> [DIRECTIONS FOR THIS TASK]: Search the data below for the string "erasers" and copy all lines where it shows up.

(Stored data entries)
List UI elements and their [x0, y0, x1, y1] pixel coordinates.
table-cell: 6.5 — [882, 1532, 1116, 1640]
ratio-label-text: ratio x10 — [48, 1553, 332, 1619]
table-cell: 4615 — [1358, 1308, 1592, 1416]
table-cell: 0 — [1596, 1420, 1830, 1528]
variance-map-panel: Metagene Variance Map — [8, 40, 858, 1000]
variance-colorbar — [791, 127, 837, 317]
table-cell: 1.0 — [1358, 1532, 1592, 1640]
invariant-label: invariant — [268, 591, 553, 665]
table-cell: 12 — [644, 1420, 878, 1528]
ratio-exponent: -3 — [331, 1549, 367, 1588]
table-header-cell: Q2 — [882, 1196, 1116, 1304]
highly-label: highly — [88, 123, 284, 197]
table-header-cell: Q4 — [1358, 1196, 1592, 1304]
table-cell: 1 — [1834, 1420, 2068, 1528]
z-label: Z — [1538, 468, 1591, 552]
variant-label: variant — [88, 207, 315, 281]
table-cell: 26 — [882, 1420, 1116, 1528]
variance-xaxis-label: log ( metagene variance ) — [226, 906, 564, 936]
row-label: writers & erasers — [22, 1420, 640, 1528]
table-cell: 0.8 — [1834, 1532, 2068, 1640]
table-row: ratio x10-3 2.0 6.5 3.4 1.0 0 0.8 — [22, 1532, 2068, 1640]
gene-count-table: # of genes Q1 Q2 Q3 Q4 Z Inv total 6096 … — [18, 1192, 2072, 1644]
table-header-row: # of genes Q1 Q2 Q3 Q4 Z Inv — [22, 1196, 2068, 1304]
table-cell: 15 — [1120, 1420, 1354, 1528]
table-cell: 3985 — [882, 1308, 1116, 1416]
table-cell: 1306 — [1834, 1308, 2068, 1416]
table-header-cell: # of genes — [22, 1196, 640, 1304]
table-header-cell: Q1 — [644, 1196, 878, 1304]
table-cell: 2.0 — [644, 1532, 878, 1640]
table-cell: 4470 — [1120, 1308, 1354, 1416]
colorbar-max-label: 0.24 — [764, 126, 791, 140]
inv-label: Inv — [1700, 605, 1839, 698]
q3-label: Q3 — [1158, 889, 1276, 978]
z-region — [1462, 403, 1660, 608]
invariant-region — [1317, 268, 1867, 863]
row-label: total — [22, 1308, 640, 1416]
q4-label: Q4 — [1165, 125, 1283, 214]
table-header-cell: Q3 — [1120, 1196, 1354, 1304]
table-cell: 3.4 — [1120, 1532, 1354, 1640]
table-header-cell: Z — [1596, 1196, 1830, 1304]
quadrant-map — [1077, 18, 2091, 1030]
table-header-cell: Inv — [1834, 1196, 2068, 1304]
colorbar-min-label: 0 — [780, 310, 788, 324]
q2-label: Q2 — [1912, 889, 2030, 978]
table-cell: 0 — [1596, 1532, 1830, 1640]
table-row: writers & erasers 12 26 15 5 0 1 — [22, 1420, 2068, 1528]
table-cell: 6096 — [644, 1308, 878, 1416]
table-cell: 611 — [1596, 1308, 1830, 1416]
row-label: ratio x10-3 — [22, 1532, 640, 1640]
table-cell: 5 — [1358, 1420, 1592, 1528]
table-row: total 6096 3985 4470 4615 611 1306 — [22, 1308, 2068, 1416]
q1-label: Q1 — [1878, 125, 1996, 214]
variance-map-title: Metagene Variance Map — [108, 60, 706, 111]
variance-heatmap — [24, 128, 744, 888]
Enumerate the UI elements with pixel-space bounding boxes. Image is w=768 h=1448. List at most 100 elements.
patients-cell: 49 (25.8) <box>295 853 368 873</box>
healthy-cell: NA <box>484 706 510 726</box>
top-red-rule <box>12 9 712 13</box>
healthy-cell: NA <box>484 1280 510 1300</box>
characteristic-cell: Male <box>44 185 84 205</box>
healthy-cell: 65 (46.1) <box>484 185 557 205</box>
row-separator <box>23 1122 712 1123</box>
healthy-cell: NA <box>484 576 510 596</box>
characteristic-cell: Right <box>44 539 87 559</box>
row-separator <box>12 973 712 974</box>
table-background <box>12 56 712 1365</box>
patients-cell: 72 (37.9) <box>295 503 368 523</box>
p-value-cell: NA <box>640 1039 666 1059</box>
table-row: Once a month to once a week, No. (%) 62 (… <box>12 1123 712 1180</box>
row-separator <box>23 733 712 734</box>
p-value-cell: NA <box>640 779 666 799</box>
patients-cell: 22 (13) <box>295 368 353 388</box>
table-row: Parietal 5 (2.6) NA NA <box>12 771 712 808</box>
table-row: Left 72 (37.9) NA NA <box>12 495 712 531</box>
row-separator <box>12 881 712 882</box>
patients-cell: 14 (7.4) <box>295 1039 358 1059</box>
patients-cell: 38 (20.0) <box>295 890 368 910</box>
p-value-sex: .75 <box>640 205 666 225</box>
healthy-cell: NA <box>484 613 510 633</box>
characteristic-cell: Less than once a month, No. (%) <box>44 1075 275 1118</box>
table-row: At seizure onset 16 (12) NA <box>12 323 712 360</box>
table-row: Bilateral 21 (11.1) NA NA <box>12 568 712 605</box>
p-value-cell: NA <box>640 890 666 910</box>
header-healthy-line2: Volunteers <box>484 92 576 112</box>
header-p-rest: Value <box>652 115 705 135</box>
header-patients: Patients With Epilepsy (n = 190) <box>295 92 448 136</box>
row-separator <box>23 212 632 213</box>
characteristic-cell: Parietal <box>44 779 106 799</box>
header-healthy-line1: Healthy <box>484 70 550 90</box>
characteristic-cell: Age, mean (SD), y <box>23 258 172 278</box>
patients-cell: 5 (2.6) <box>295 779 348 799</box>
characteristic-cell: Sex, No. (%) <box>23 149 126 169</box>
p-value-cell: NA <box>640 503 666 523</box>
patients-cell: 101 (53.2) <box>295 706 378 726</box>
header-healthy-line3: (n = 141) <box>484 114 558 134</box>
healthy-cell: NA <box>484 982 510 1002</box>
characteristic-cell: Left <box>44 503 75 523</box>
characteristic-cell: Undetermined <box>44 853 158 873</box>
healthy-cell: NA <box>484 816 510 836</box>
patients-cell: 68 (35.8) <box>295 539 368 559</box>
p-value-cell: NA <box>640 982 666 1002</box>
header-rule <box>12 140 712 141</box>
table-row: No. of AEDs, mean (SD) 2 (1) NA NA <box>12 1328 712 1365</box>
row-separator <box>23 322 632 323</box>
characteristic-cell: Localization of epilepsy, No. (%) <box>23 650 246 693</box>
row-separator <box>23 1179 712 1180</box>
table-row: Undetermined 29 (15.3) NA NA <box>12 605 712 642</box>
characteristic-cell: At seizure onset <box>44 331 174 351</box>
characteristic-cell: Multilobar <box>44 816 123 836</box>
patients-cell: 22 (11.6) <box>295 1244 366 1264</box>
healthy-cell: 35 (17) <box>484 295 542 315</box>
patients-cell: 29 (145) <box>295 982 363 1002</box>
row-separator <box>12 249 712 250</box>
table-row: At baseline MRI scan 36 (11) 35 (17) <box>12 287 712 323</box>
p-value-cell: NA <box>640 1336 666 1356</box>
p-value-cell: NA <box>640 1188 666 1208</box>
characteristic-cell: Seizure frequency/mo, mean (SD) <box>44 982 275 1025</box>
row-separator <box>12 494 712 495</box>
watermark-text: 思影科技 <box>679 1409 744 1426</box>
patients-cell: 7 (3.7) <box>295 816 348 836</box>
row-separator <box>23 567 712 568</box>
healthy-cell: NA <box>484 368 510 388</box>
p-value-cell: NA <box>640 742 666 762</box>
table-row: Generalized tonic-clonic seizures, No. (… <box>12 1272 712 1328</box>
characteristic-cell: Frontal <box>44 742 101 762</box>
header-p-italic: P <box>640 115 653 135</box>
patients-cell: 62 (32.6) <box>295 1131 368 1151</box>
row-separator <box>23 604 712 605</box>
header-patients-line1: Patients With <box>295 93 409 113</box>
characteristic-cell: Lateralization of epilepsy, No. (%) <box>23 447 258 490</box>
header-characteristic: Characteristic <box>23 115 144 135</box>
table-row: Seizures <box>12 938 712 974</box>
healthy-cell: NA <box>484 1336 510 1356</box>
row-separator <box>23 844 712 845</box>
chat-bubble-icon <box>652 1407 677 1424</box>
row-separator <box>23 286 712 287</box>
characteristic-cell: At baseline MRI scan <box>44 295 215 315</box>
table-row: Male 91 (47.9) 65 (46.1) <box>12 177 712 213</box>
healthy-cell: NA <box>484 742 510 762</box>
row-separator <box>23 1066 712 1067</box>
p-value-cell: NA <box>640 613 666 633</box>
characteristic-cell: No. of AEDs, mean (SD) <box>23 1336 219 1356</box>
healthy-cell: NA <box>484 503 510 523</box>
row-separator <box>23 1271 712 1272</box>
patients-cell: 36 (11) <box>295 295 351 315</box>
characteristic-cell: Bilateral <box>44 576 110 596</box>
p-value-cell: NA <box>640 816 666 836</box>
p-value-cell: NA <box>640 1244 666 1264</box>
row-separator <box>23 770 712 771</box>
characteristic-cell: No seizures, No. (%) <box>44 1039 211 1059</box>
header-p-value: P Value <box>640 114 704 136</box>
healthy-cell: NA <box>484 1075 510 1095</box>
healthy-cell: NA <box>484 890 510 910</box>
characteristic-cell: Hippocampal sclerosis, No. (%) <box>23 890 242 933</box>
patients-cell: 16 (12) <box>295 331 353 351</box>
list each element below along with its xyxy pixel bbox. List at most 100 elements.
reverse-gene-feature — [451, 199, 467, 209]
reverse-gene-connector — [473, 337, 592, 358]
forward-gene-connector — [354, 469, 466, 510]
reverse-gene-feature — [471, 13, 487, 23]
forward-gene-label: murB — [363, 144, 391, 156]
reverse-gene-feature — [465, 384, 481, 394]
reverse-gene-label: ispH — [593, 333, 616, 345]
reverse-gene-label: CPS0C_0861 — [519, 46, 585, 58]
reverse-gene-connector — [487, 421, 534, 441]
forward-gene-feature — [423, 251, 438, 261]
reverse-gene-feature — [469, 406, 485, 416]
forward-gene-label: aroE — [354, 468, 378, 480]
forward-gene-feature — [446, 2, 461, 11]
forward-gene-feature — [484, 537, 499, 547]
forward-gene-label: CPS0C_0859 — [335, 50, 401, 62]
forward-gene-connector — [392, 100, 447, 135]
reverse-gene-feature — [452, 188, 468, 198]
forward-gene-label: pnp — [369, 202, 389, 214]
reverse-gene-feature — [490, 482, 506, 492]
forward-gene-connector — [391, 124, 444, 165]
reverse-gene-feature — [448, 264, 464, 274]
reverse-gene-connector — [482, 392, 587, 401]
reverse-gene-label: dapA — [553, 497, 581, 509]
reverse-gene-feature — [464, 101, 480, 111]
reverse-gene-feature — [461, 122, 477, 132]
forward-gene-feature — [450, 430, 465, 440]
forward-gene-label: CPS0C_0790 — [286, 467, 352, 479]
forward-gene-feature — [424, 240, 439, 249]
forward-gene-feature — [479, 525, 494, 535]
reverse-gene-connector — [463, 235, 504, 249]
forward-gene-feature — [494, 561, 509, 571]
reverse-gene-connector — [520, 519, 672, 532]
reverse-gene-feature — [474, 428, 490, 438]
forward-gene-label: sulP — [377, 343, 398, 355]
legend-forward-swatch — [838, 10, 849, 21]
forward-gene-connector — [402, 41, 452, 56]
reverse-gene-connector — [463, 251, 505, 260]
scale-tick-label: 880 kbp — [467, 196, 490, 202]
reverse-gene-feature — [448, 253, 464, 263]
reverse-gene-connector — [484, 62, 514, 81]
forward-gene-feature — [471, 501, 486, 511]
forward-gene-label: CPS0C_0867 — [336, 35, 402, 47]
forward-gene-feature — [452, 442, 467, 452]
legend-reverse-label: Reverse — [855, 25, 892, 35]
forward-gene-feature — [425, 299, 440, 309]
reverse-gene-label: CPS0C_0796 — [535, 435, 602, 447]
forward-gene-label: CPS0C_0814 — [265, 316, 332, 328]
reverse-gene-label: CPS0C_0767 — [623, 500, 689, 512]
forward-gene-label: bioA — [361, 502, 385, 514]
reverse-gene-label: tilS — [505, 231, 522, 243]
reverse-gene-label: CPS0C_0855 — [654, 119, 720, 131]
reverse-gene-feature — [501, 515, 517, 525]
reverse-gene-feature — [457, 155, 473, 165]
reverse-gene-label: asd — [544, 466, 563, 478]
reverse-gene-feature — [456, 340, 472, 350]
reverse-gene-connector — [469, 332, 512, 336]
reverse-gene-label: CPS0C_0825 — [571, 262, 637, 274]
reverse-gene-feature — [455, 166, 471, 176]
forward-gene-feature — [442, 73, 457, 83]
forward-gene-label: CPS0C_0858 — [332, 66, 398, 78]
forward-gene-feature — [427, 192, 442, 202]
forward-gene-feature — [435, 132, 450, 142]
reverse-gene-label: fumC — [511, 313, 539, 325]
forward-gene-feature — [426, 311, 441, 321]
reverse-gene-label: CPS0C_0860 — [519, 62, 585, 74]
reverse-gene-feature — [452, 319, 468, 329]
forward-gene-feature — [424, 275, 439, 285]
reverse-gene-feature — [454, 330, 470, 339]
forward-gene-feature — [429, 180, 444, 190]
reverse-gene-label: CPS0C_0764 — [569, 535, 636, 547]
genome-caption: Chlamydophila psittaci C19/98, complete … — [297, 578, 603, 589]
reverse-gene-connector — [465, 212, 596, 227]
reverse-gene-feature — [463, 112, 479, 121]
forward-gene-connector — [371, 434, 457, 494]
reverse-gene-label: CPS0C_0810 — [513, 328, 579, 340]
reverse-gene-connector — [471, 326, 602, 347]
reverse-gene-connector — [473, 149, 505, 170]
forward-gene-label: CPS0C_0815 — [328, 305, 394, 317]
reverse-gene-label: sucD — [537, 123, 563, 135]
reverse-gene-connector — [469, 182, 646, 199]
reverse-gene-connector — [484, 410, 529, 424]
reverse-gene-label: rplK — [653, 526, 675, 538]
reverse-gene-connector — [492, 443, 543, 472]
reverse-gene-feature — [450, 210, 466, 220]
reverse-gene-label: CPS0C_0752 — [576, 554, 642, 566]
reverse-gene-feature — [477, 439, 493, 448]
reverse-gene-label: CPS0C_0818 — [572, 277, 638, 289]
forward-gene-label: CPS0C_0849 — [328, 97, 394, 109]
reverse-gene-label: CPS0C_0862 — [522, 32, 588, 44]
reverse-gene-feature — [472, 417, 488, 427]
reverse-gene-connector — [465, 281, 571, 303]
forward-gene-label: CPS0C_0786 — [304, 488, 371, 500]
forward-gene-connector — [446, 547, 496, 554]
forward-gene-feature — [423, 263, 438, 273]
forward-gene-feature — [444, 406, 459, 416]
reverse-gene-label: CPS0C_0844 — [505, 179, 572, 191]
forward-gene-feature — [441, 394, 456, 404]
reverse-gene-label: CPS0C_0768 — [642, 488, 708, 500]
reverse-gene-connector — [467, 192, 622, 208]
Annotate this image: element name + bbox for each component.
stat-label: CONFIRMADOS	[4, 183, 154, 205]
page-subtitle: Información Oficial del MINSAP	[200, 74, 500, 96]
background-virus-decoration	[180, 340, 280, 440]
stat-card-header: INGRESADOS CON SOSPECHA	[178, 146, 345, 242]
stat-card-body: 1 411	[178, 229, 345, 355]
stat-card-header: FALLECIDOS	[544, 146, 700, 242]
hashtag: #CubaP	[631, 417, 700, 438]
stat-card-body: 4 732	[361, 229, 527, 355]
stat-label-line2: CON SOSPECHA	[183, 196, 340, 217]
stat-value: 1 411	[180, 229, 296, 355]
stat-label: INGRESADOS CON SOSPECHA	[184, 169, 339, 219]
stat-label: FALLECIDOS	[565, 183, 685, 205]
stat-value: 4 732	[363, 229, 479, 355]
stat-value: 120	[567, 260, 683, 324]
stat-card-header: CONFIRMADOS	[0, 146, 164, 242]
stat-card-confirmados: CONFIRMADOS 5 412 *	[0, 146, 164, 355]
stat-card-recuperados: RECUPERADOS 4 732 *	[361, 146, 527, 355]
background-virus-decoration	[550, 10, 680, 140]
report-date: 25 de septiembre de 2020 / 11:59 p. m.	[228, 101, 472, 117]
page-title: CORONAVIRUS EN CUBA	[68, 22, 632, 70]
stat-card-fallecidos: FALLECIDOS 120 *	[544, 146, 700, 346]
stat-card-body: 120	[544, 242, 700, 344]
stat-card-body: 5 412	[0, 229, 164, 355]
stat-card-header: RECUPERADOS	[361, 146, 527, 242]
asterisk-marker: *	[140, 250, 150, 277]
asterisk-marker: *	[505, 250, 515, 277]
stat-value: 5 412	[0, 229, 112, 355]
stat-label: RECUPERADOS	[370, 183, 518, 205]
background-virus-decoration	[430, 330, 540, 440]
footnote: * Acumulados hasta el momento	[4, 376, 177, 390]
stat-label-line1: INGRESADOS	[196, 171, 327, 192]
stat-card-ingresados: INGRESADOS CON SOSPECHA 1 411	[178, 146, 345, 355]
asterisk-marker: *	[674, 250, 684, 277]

> [ANSWER FOR THIS EXERCISE]:
row-label: writers & erasers — [22, 1420, 640, 1528]
table-row: writers & erasers 12 26 15 5 0 1 — [22, 1420, 2068, 1528]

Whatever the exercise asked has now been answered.